WORK TO BE COMPLETED:
Exactly repeat the full listing that follows.

PROVIDED ENTRIES:
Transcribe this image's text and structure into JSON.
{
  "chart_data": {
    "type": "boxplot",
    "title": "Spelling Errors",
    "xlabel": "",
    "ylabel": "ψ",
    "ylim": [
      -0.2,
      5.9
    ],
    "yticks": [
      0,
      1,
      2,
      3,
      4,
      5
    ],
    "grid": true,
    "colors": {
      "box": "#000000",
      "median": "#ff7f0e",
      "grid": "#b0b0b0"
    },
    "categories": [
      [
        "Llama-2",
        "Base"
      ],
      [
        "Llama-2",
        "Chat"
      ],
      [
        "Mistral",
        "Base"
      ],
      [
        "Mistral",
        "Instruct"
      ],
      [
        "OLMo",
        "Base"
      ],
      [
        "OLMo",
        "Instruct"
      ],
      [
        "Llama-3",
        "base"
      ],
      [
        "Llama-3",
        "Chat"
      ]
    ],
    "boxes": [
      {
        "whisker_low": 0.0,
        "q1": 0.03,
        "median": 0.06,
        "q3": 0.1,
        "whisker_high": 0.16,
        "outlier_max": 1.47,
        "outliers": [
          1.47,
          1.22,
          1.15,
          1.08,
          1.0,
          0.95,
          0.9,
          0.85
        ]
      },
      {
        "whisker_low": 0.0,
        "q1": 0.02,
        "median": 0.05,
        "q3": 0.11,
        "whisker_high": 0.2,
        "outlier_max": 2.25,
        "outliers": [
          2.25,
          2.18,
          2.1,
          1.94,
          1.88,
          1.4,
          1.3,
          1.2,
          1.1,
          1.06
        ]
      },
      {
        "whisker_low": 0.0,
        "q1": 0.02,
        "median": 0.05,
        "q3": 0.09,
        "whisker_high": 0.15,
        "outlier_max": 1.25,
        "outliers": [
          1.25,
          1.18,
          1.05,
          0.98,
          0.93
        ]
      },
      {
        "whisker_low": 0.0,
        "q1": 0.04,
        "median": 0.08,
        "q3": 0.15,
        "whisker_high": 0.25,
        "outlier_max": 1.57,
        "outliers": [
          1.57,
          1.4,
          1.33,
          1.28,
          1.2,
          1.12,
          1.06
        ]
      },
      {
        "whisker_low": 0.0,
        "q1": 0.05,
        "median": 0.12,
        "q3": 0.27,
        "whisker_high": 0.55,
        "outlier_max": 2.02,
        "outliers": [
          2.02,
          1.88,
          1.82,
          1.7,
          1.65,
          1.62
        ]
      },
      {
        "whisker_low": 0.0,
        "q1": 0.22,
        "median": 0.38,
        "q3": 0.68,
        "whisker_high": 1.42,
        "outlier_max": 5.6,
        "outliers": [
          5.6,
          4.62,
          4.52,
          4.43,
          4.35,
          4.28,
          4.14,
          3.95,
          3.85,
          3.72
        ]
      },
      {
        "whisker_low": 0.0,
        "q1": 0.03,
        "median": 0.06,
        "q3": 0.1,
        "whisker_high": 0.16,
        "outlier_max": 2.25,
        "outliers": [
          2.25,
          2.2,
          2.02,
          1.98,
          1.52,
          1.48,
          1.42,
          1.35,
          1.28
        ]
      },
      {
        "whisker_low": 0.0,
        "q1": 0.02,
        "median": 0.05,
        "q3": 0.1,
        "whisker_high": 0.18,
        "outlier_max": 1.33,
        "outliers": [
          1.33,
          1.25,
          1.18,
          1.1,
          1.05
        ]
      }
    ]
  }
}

TASK SOLUTION:
Transcribe this image's text and structure into JSON.
{
  "chart_data": {
    "type": "boxplot",
    "title": "Spelling Errors",
    "xlabel": "",
    "ylabel": "ψ",
    "ylim": [
      -0.2,
      5.9
    ],
    "yticks": [
      0,
      1,
      2,
      3,
      4,
      5
    ],
    "grid": true,
    "colors": {
      "box": "#000000",
      "median": "#ff7f0e",
      "grid": "#b0b0b0"
    },
    "categories": [
      [
        "Llama-2",
        "Base"
      ],
      [
        "Llama-2",
        "Chat"
      ],
      [
        "Mistral",
        "Base"
      ],
      [
        "Mistral",
        "Instruct"
      ],
      [
        "OLMo",
        "Base"
      ],
      [
        "OLMo",
        "Instruct"
      ],
      [
        "Llama-3",
        "base"
      ],
      [
        "Llama-3",
        "Chat"
      ]
    ],
    "boxes": [
      {
        "whisker_low": 0.0,
        "q1": 0.03,
        "median": 0.06,
        "q3": 0.1,
        "whisker_high": 0.16,
        "outlier_max": 1.47,
        "outliers": [
          1.47,
          1.22,
          1.15,
          1.08,
          1.0,
          0.95,
          0.9,
          0.85
        ]
      },
      {
        "whisker_low": 0.0,
        "q1": 0.02,
        "median": 0.05,
        "q3": 0.11,
        "whisker_high": 0.2,
        "outlier_max": 2.25,
        "outliers": [
          2.25,
          2.18,
          2.1,
          1.94,
          1.88,
          1.4,
          1.3,
          1.2,
          1.1,
          1.06
        ]
      },
      {
        "whisker_low": 0.0,
        "q1": 0.02,
        "median": 0.05,
        "q3": 0.09,
        "whisker_high": 0.15,
        "outlier_max": 1.25,
        "outliers": [
          1.25,
          1.18,
          1.05,
          0.98,
          0.93
        ]
      },
      {
        "whisker_low": 0.0,
        "q1": 0.04,
        "median": 0.08,
        "q3": 0.15,
        "whisker_high": 0.25,
        "outlier_max": 1.57,
        "outliers": [
          1.57,
          1.4,
          1.33,
          1.28,
          1.2,
          1.12,
          1.06
        ]
      },
      {
        "whisker_low": 0.0,
        "q1": 0.05,
        "median": 0.12,
        "q3": 0.27,
        "whisker_high": 0.55,
        "outlier_max": 2.02,
        "outliers": [
          2.02,
          1.88,
          1.82,
          1.7,
          1.65,
          1.62
        ]
      },
      {
        "whisker_low": 0.0,
        "q1": 0.22,
        "median": 0.38,
        "q3": 0.68,
        "whisker_high": 1.42,
        "outlier_max": 5.6,
        "outliers": [
          5.6,
          4.62,
          4.52,
          4.43,
          4.35,
          4.28,
          4.14,
          3.95,
          3.85,
          3.72
        ]
      },
      {
        "whisker_low": 0.0,
        "q1": 0.03,
        "median": 0.06,
        "q3": 0.1,
        "whisker_high": 0.16,
        "outlier_max": 2.25,
        "outliers": [
          2.25,
          2.2,
          2.02,
          1.98,
          1.52,
          1.48,
          1.42,
          1.35,
          1.28
        ]
      },
      {
        "whisker_low": 0.0,
        "q1": 0.02,
        "median": 0.05,
        "q3": 0.1,
        "whisker_high": 0.18,
        "outlier_max": 1.33,
        "outliers": [
          1.33,
          1.25,
          1.18,
          1.1,
          1.05
        ]
      }
    ]
  }
}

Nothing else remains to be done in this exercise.